RECORDS SUPPLIED
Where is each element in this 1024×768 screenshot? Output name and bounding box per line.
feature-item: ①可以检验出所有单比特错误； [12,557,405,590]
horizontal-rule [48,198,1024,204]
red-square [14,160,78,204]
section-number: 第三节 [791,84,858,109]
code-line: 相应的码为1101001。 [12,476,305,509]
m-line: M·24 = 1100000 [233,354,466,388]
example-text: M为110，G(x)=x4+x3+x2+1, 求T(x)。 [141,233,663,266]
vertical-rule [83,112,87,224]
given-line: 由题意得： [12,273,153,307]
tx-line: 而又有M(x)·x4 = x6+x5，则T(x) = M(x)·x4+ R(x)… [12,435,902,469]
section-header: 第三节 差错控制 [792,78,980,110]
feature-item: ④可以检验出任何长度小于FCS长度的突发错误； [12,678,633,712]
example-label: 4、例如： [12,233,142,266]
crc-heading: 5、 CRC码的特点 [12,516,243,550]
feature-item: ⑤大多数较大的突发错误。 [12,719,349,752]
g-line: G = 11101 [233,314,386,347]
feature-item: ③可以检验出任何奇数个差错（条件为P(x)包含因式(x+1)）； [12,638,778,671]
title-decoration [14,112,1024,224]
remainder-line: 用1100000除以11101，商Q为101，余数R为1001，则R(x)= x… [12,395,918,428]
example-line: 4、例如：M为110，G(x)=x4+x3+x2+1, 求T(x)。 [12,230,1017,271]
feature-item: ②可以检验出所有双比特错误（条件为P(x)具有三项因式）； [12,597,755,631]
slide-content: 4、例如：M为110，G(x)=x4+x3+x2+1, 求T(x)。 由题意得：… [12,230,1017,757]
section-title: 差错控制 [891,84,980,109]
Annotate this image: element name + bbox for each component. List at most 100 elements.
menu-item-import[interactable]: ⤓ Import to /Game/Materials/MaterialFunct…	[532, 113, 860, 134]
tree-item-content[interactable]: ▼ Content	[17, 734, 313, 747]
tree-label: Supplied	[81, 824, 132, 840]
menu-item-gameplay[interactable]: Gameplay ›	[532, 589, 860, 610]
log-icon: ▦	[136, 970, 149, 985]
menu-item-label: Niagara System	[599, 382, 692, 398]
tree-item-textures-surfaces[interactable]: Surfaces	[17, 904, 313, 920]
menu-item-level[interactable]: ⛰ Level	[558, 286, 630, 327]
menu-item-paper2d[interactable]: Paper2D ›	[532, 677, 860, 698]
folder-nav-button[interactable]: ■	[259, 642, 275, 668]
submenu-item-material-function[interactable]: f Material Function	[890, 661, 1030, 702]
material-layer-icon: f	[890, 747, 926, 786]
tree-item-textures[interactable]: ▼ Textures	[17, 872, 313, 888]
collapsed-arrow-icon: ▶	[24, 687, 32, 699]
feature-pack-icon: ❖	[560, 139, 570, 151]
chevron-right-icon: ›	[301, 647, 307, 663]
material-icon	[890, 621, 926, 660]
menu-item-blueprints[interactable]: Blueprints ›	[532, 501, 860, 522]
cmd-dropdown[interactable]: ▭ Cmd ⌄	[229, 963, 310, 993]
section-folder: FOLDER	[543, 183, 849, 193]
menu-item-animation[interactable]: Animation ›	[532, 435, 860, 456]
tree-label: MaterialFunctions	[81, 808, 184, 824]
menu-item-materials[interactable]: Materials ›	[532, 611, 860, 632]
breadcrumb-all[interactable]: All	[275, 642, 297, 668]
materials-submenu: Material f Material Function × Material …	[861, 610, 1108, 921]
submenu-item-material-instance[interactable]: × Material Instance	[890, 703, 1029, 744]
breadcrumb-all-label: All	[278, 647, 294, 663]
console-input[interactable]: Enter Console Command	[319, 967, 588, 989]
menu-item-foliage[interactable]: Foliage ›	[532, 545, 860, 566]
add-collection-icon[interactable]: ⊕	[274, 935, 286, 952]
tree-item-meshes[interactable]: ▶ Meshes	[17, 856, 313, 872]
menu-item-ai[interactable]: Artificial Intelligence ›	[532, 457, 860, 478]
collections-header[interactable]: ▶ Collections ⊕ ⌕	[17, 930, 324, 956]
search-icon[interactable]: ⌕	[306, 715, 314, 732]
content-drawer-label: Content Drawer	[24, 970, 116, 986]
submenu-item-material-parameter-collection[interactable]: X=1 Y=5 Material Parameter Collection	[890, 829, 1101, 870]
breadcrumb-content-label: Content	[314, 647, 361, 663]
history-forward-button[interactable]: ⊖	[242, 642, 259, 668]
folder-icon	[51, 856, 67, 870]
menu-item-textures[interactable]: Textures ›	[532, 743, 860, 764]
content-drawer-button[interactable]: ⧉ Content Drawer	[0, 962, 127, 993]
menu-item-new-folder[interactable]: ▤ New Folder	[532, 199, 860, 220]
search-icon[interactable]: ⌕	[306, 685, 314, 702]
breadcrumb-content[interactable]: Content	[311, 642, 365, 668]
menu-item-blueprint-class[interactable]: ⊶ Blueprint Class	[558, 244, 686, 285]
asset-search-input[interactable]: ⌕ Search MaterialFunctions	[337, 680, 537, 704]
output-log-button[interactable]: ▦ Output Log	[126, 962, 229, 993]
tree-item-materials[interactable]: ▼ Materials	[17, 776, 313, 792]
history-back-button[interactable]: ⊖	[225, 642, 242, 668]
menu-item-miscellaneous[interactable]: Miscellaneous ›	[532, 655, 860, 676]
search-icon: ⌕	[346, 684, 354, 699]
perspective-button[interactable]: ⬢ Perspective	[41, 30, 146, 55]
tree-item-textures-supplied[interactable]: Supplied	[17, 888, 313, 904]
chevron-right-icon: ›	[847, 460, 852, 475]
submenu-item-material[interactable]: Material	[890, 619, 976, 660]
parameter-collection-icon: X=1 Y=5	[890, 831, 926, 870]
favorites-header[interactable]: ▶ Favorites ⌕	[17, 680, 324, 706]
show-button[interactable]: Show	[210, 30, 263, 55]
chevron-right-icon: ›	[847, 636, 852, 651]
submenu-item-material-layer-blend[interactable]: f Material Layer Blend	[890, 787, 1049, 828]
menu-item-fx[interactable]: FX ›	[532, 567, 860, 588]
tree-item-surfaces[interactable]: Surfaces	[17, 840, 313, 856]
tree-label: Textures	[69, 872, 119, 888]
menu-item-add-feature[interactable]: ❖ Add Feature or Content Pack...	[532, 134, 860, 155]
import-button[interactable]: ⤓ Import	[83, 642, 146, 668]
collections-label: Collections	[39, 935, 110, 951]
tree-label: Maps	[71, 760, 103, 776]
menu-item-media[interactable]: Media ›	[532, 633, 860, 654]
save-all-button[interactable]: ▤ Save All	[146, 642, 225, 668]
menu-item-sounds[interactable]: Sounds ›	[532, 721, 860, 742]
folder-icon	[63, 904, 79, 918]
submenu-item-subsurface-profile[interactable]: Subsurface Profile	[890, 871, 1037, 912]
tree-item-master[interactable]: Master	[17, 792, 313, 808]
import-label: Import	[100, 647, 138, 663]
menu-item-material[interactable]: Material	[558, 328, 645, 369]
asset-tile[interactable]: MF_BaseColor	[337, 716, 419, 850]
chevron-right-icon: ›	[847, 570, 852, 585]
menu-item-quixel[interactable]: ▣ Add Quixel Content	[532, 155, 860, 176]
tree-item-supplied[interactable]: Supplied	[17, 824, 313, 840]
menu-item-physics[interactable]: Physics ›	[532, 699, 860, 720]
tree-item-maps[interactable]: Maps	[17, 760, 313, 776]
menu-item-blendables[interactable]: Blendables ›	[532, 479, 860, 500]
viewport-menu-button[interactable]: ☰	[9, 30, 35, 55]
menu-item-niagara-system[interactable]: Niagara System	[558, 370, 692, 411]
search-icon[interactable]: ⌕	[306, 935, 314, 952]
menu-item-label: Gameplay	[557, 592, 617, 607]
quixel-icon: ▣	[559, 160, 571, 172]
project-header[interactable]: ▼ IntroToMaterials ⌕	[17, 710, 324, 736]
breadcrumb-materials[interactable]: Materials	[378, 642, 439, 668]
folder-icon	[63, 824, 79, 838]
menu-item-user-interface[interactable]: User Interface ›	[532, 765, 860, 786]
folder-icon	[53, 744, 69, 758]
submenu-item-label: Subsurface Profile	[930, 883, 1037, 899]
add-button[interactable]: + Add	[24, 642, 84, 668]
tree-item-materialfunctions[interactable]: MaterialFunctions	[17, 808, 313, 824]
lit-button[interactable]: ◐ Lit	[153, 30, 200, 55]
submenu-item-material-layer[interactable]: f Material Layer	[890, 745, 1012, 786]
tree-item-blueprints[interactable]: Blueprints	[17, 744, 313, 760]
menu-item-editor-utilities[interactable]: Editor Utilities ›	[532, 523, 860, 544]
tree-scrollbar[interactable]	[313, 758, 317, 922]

TASK DETAILS
Rewrite the material, from its first line up to and including the line with "feature-item: ④可以检验出任何长度小于FCS长度的突发错误； [12,678,633,712]", as a Markdown table with the columns "Row" and "Line". Leave out any blank lines.

REPLY TO THE EXERCISE
| Row | Line |
|---|---|
| 1 | Where is each element in this 1024×768 screenshot? Output name and bounding box per line. |
| 2 | feature-item: ①可以检验出所有单比特错误； [12,557,405,590] |
| 3 | horizontal-rule [48,198,1024,204] |
| 4 | red-square [14,160,78,204] |
| 5 | section-number: 第三节 [791,84,858,109] |
| 6 | code-line: 相应的码为1101001。 [12,476,305,509] |
| 7 | m-line: M·24 = 1100000 [233,354,466,388] |
| 8 | example-text: M为110，G(x)=x4+x3+x2+1, 求T(x)。 [141,233,663,266] |
| 9 | vertical-rule [83,112,87,224] |
| 10 | given-line: 由题意得： [12,273,153,307] |
| 11 | tx-line: 而又有M(x)·x4 = x6+x5，则T(x) = M(x)·x4+ R(x)… [12,435,902,469] |
| 12 | section-header: 第三节 差错控制 [792,78,980,110] |
| 13 | feature-item: ④可以检验出任何长度小于FCS长度的突发错误； [12,678,633,712] |